Exercise directions =>
Scan the data for lines with "xlabel" and report the count by itself.

Structured figure records
## START

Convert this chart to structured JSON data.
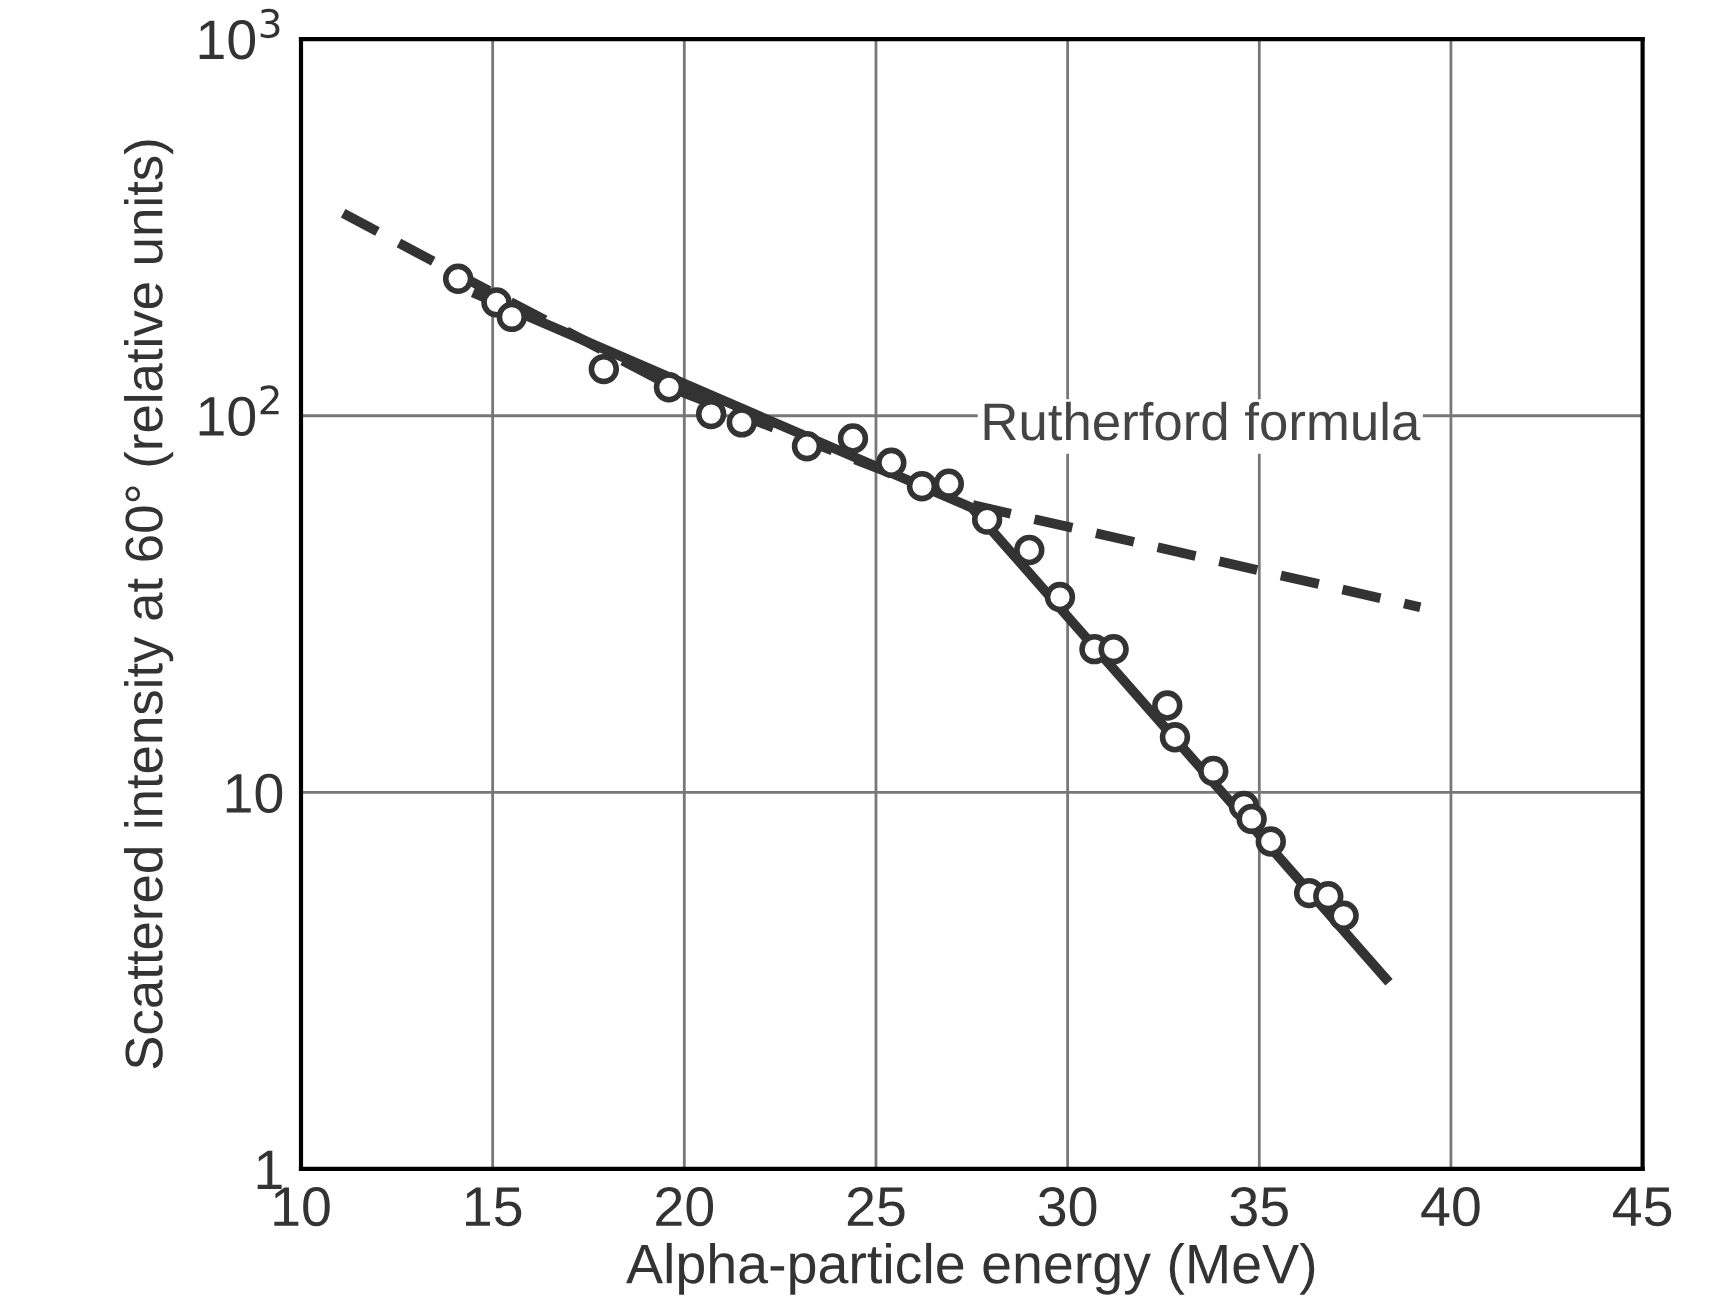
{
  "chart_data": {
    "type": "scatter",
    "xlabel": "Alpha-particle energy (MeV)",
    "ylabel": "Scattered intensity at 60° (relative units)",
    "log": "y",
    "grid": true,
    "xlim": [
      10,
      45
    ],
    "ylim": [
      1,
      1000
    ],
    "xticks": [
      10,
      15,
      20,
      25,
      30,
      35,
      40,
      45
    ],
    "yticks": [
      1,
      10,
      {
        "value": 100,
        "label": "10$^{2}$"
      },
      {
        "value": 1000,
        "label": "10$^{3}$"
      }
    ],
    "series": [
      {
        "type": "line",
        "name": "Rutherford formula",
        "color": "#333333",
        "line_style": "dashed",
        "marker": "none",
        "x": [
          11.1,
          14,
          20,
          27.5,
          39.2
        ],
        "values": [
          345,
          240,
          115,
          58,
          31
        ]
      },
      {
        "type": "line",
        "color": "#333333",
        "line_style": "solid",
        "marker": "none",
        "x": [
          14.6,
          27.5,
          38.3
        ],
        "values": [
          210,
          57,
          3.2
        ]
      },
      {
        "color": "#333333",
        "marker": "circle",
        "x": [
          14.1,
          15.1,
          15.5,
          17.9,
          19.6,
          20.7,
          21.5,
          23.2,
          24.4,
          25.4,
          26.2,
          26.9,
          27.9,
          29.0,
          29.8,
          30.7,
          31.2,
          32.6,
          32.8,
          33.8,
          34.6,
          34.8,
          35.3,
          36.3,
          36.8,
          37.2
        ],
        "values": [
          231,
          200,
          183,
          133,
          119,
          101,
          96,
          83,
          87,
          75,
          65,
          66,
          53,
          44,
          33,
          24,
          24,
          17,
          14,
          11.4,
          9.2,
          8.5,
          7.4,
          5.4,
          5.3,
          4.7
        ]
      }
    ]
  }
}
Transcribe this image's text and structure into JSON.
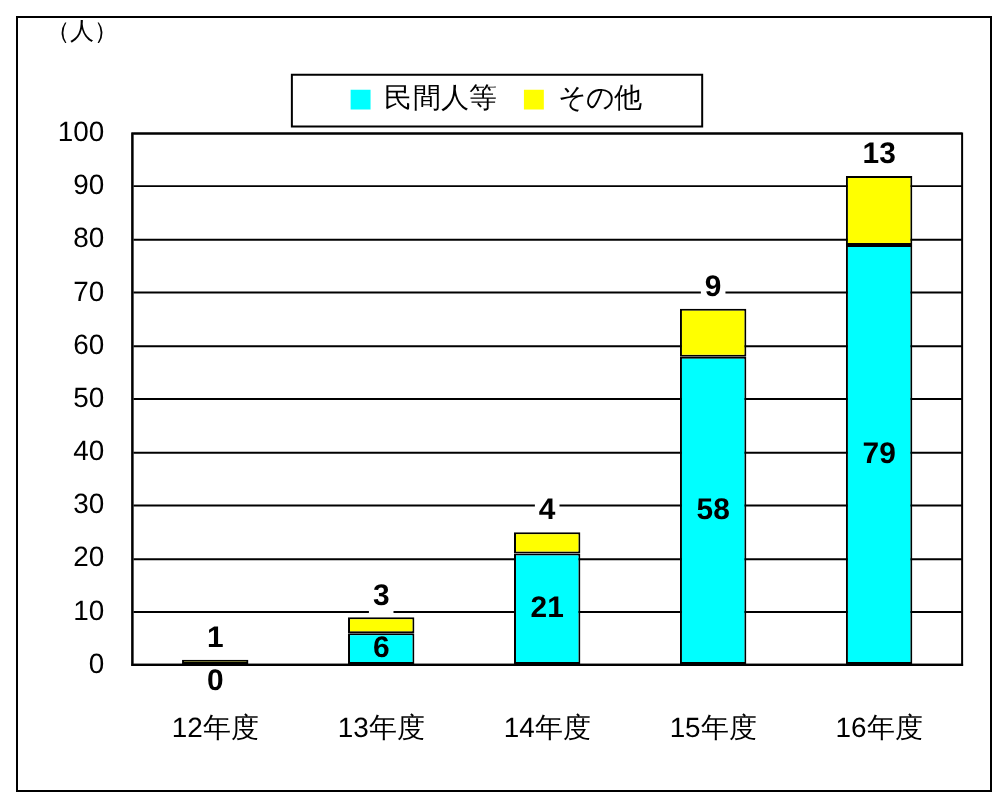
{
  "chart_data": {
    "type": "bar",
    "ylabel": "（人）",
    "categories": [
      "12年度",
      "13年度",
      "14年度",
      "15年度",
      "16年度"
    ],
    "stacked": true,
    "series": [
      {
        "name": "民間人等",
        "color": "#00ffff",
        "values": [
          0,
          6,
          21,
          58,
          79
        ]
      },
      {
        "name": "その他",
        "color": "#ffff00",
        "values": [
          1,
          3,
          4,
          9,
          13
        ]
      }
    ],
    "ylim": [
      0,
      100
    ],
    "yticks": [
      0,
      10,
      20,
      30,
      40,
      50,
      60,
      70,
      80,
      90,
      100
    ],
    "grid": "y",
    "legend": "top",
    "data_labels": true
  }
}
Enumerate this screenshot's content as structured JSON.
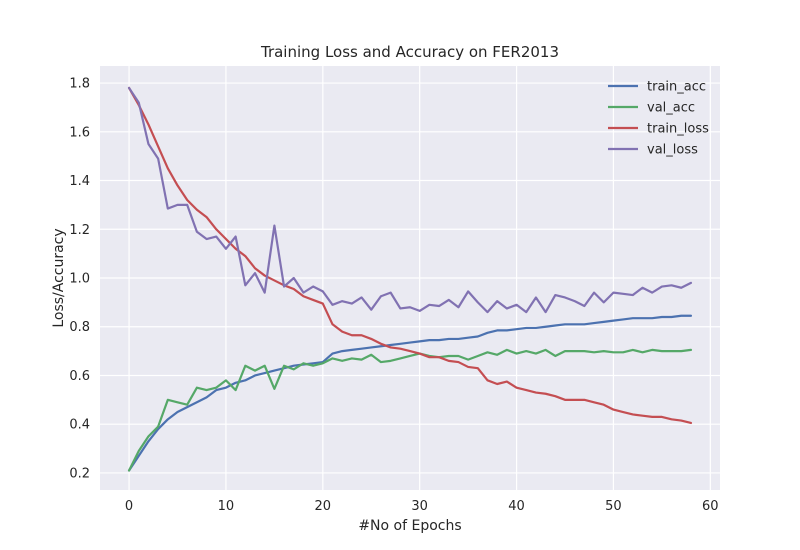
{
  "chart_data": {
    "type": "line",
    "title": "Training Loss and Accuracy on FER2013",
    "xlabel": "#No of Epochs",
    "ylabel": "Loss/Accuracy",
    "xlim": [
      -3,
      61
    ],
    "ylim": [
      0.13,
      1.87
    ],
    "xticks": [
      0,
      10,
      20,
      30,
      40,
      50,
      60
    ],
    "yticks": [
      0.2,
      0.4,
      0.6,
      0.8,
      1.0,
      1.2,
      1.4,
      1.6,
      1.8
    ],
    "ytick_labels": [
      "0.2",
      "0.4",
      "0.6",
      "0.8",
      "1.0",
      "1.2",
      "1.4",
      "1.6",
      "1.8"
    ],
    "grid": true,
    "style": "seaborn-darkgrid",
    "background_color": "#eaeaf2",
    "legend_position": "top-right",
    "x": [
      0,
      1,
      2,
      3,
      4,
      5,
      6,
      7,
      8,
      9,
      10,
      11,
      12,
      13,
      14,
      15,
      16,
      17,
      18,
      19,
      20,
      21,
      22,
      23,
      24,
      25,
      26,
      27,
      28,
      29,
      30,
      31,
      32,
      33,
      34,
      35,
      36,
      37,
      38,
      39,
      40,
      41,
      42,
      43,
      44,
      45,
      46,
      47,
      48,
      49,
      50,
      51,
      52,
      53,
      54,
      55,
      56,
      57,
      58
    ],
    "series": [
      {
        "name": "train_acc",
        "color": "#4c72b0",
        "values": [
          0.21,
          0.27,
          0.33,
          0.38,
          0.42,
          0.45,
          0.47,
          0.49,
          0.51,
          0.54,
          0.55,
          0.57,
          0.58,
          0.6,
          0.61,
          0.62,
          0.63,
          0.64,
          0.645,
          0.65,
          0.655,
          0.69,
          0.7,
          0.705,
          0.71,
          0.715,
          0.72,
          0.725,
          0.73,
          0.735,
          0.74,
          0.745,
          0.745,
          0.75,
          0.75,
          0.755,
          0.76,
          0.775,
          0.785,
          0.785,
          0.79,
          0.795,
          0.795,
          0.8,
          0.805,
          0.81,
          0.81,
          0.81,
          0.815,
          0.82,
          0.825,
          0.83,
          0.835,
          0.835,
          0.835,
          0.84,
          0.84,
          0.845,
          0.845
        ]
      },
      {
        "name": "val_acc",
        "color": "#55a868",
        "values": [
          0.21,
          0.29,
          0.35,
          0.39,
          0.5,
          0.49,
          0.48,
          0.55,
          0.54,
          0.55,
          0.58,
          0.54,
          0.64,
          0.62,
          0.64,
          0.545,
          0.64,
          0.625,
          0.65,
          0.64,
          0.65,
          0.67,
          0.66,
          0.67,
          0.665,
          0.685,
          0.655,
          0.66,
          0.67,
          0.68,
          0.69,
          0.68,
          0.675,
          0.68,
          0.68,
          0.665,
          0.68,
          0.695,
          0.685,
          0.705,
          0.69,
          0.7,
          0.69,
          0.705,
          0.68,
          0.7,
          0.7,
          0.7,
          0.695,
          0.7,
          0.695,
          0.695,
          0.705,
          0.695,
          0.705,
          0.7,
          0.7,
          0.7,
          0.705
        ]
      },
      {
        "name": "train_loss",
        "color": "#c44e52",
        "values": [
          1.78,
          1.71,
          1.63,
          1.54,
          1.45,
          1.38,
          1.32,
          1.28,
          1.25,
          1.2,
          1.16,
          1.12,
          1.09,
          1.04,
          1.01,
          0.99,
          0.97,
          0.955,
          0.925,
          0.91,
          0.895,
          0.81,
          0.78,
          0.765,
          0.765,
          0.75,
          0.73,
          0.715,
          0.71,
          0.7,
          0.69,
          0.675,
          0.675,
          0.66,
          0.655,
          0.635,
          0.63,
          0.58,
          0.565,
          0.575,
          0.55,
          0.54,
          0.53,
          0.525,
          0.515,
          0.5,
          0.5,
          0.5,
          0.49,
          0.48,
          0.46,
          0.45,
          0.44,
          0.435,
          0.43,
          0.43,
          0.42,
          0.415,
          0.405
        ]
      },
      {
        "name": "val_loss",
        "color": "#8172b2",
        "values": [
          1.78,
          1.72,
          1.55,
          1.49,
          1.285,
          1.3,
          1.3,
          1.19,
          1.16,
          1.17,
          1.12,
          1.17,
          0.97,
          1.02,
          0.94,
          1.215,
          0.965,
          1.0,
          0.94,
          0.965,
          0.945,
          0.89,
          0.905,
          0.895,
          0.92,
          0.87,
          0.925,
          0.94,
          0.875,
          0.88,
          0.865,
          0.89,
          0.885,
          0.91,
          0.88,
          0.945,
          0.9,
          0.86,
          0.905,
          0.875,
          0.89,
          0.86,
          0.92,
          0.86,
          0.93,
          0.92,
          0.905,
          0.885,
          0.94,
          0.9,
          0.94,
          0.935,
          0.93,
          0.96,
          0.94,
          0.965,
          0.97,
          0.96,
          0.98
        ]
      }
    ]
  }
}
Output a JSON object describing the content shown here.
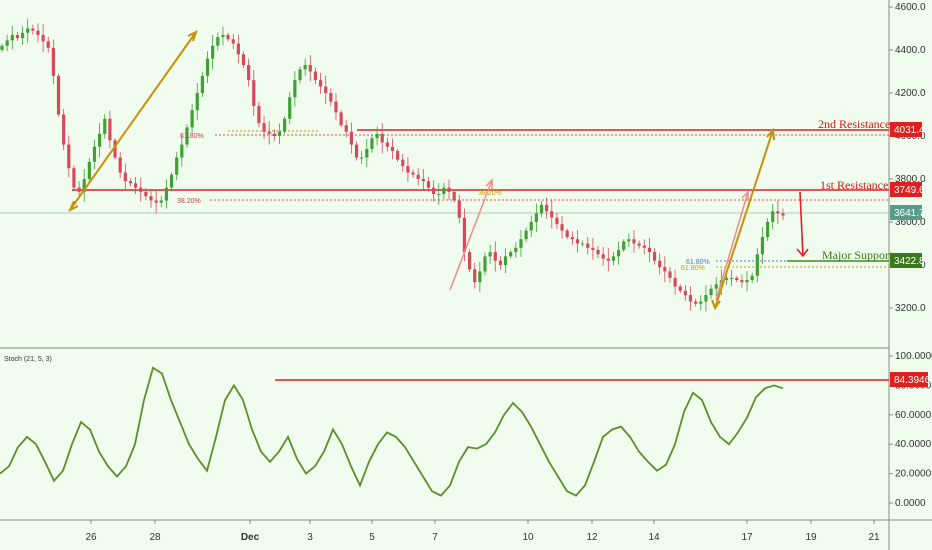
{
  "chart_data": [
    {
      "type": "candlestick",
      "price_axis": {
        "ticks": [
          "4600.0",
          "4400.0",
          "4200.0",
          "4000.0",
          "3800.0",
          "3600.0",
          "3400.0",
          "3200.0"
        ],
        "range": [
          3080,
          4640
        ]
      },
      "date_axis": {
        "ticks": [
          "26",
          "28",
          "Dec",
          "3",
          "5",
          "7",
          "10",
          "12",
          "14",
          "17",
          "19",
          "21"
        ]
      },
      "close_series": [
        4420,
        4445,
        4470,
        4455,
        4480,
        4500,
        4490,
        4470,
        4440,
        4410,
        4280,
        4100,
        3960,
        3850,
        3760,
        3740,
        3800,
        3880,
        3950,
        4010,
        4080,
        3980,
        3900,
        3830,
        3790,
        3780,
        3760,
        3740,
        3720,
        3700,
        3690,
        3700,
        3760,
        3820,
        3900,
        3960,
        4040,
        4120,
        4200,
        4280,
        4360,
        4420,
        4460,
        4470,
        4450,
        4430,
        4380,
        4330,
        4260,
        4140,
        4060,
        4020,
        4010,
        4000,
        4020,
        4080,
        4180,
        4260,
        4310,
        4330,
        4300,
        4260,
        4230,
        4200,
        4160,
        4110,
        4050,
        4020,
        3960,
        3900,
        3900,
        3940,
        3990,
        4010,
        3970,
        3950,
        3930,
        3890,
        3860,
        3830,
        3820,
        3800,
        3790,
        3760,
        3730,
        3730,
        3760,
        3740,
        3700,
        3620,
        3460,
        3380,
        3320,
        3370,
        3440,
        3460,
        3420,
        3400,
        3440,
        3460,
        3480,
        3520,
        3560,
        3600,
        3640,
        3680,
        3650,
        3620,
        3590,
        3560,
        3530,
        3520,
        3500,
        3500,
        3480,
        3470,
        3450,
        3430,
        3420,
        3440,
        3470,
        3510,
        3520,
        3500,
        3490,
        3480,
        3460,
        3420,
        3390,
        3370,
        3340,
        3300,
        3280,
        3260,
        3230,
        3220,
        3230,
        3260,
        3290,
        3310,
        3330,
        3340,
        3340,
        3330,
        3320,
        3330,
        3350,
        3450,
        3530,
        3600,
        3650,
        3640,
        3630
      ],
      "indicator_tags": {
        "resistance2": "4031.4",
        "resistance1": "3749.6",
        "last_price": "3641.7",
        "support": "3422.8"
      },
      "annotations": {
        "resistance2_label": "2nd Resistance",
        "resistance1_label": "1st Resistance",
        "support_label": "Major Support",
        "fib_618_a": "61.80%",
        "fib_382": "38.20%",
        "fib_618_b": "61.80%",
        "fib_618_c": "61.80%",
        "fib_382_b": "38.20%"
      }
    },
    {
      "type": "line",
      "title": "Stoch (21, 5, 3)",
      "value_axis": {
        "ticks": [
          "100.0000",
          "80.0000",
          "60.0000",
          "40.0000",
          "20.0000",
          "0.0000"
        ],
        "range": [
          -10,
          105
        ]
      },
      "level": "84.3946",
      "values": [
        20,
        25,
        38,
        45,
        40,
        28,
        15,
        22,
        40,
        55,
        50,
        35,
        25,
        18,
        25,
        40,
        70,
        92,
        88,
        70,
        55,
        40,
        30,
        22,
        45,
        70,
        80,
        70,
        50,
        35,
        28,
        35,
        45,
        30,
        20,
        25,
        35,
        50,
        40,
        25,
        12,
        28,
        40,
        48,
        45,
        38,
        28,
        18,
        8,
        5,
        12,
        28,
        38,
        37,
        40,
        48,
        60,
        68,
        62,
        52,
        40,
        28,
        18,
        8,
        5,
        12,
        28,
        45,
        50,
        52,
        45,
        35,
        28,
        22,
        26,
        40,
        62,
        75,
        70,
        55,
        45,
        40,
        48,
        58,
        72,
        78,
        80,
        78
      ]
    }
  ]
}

## END

Exercise result =>
2